— Start GIVEN RECORDS —

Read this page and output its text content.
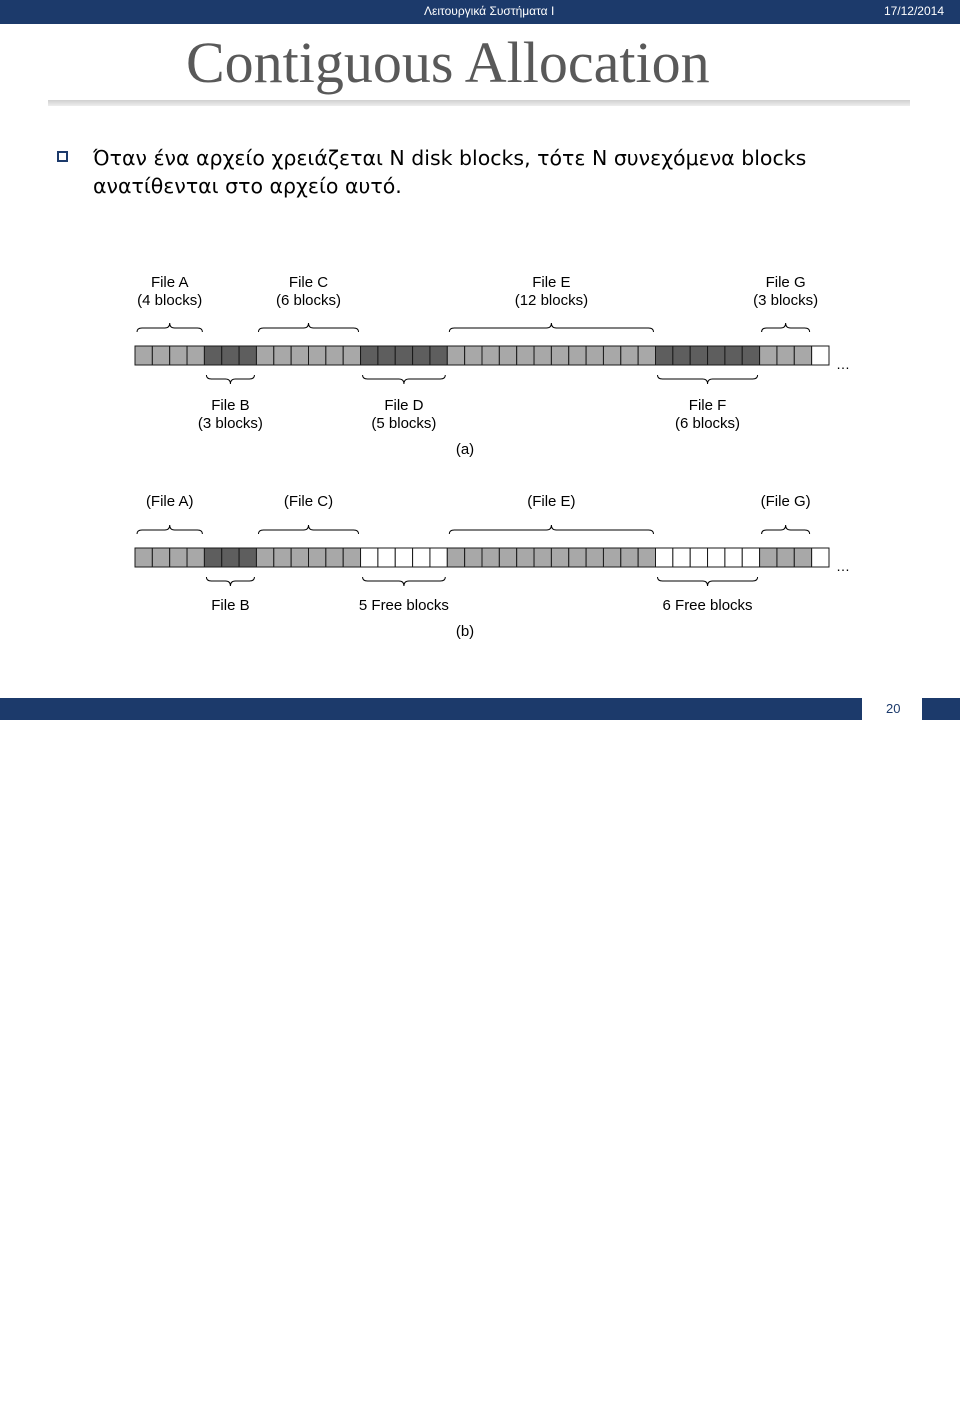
Λειτουργικά Συστήματα Ι	17/12/2014
Contiguous Allocation
Όταν ένα αρχείο χρειάζεται N disk blocks, τότε N συνεχόμενα blocks ανατίθενται στο αρχείο αυτό.
File A
(4 blocks)
File B
(3 blocks)
File C
(6 blocks)
File D
(5 blocks)
File E
(12 blocks)
File F
(6 blocks)
File G
(3 blocks)
…
(a)
(File A)
File B
(File C)
5 Free blocks
(File E)
6 Free blocks
(File G)
…
(b)
Σπύρος Βούλγαρης – Πανεπιστήμιο Πατρών
20
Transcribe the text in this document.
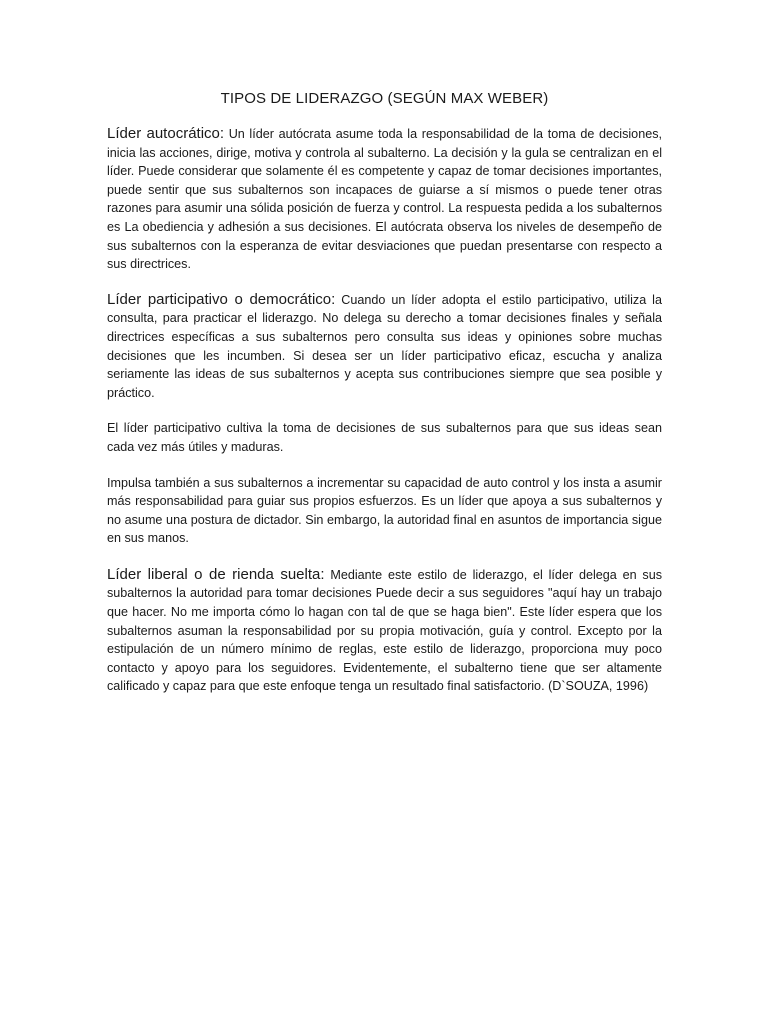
TIPOS DE LIDERAZGO (SEGÚN MAX WEBER)

Líder autocrático: Un líder autócrata asume toda la responsabilidad de la toma de decisiones, inicia las acciones, dirige, motiva y controla al subalterno. La decisión y la gula se centralizan en el líder. Puede considerar que solamente él es competente y capaz de tomar decisiones importantes, puede sentir que sus subalternos son incapaces de guiarse a sí mismos o puede tener otras razones para asumir una sólida posición de fuerza y control. La respuesta pedida a los subalternos es La obediencia y adhesión a sus decisiones. El autócrata observa los niveles de desempeño de sus subalternos con la esperanza de evitar desviaciones que puedan presentarse con respecto a sus directrices.

Líder participativo o democrático: Cuando un líder adopta el estilo participativo, utiliza la consulta, para practicar el liderazgo. No delega su derecho a tomar decisiones finales y señala directrices específicas a sus subalternos pero consulta sus ideas y opiniones sobre muchas decisiones que les incumben. Si desea ser un líder participativo eficaz, escucha y analiza seriamente las ideas de sus subalternos y acepta sus contribuciones siempre que sea posible y práctico.

El líder participativo cultiva la toma de decisiones de sus subalternos para que sus ideas sean cada vez más útiles y maduras.

Impulsa también a sus subalternos a incrementar su capacidad de auto control y los insta a asumir más responsabilidad para guiar sus propios esfuerzos. Es un líder que apoya a sus subalternos y no asume una postura de dictador. Sin embargo, la autoridad final en asuntos de importancia sigue en sus manos.

Líder liberal o de rienda suelta: Mediante este estilo de liderazgo, el líder delega en sus subalternos la autoridad para tomar decisiones Puede decir a sus seguidores "aquí hay un trabajo que hacer. No me importa cómo lo hagan con tal de que se haga bien". Este líder espera que los subalternos asuman la responsabilidad por su propia motivación, guía y control. Excepto por la estipulación de un número mínimo de reglas, este estilo de liderazgo, proporciona muy poco contacto y apoyo para los seguidores. Evidentemente, el subalterno tiene que ser altamente calificado y capaz para que este enfoque tenga un resultado final satisfactorio. (D`SOUZA, 1996)
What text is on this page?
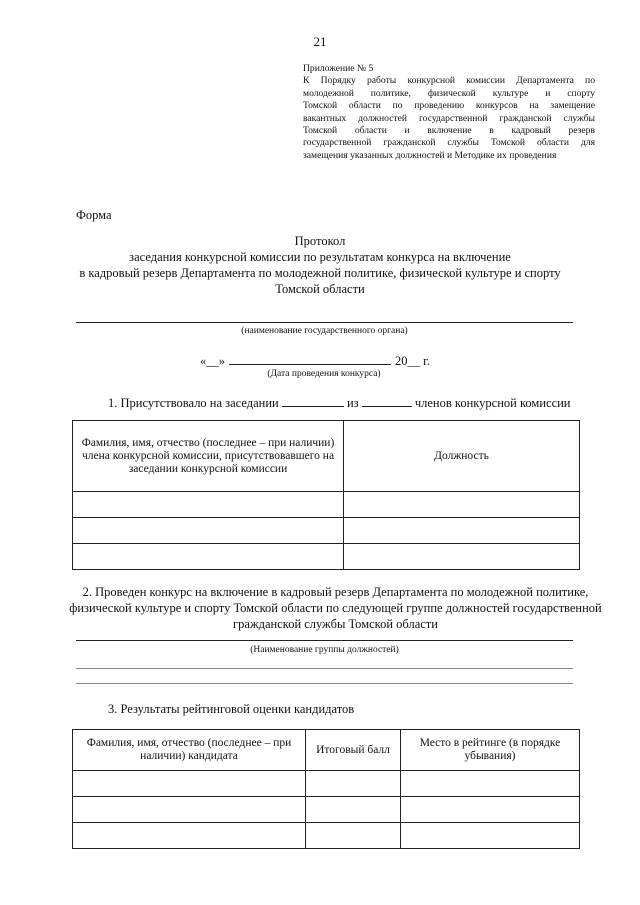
21
Приложение № 5
К Порядку работы конкурсной комиссии Департамента по
молодежной политике, физической культуре и спорту
Томской области по проведению конкурсов на замещение
вакантных должностей государственной гражданской службы
Томской области и включение в кадровый резерв
государственной гражданской службы Томской области для
замещения указанных должностей и Методике их проведения
Форма
Протокол
заседания конкурсной комиссии по результатам конкурса на включение
в кадровый резерв Департамента по молодежной политике, физической культуре и спорту
Томской области
(наименование государственного органа)
«__»	20__ г.
(Дата проведения конкурса)
1. Присутствовало на заседании	из	членов конкурсной комиссии
Фамилия, имя, отчество (последнее – при наличии) члена конкурсной комиссии, присутствовавшего на заседании конкурсной комиссии	Должность

2. Проведен конкурс на включение в кадровый резерв Департамента по молодежной политике, физической культуре и спорту Томской области по следующей группе должностей государственной гражданской службы Томской области
(Наименование группы должностей)
3. Результаты рейтинговой оценки кандидатов
Фамилия, имя, отчество (последнее – при наличии) кандидата	Итоговый балл	Место в рейтинге (в порядке убывания)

— End GIVEN RECORDS —

- _GIVEN REQUEST_
Transcribe the listing in full and omit the pictures.

- _COMPLETE RESPONSE_
Read this page and output its text content.
Λειτουργικά Συστήματα Ι	17/12/2014
Contiguous Allocation
Όταν ένα αρχείο χρειάζεται N disk blocks, τότε N συνεχόμενα blocks ανατίθενται στο αρχείο αυτό.
File A
(4 blocks)
File B
(3 blocks)
File C
(6 blocks)
File D
(5 blocks)
File E
(12 blocks)
File F
(6 blocks)
File G
(3 blocks)
…
(a)
(File A)
File B
(File C)
5 Free blocks
(File E)
6 Free blocks
(File G)
…
(b)
Σπύρος Βούλγαρης – Πανεπιστήμιο Πατρών
20
Transcribe the text in this document.
TIPOS DE LIDERAZGO (SEGÚN MAX WEBER)

Líder autocrático: Un líder autócrata asume toda la responsabilidad de la toma de decisiones, inicia las acciones, dirige, motiva y controla al subalterno. La decisión y la gula se centralizan en el líder. Puede considerar que solamente él es competente y capaz de tomar decisiones importantes, puede sentir que sus subalternos son incapaces de guiarse a sí mismos o puede tener otras razones para asumir una sólida posición de fuerza y control. La respuesta pedida a los subalternos es La obediencia y adhesión a sus decisiones. El autócrata observa los niveles de desempeño de sus subalternos con la esperanza de evitar desviaciones que puedan presentarse con respecto a sus directrices.

Líder participativo o democrático: Cuando un líder adopta el estilo participativo, utiliza la consulta, para practicar el liderazgo. No delega su derecho a tomar decisiones finales y señala directrices específicas a sus subalternos pero consulta sus ideas y opiniones sobre muchas decisiones que les incumben. Si desea ser un líder participativo eficaz, escucha y analiza seriamente las ideas de sus subalternos y acepta sus contribuciones siempre que sea posible y práctico.

El líder participativo cultiva la toma de decisiones de sus subalternos para que sus ideas sean cada vez más útiles y maduras.

Impulsa también a sus subalternos a incrementar su capacidad de auto control y los insta a asumir más responsabilidad para guiar sus propios esfuerzos. Es un líder que apoya a sus subalternos y no asume una postura de dictador. Sin embargo, la autoridad final en asuntos de importancia sigue en sus manos.

Líder liberal o de rienda suelta: Mediante este estilo de liderazgo, el líder delega en sus subalternos la autoridad para tomar decisiones Puede decir a sus seguidores "aquí hay un trabajo que hacer. No me importa cómo lo hagan con tal de que se haga bien". Este líder espera que los subalternos asuman la responsabilidad por su propia motivación, guía y control. Excepto por la estipulación de un número mínimo de reglas, este estilo de liderazgo, proporciona muy poco contacto y apoyo para los seguidores. Evidentemente, el subalterno tiene que ser altamente calificado y capaz para que este enfoque tenga un resultado final satisfactorio. (D`SOUZA, 1996)
What text is on this page?
21
Приложение № 5
К Порядку работы конкурсной комиссии Департамента по
молодежной политике, физической культуре и спорту
Томской области по проведению конкурсов на замещение
вакантных должностей государственной гражданской службы
Томской области и включение в кадровый резерв
государственной гражданской службы Томской области для
замещения указанных должностей и Методике их проведения
Форма
Протокол
заседания конкурсной комиссии по результатам конкурса на включение
в кадровый резерв Департамента по молодежной политике, физической культуре и спорту
Томской области
(наименование государственного органа)
«__»	20__ г.
(Дата проведения конкурса)
1. Присутствовало на заседании	из	членов конкурсной комиссии
Фамилия, имя, отчество (последнее – при наличии) члена конкурсной комиссии, присутствовавшего на заседании конкурсной комиссии	Должность

2. Проведен конкурс на включение в кадровый резерв Департамента по молодежной политике, физической культуре и спорту Томской области по следующей группе должностей государственной гражданской службы Томской области
(Наименование группы должностей)
3. Результаты рейтинговой оценки кандидатов
Фамилия, имя, отчество (последнее – при наличии) кандидата	Итоговый балл	Место в рейтинге (в порядке убывания)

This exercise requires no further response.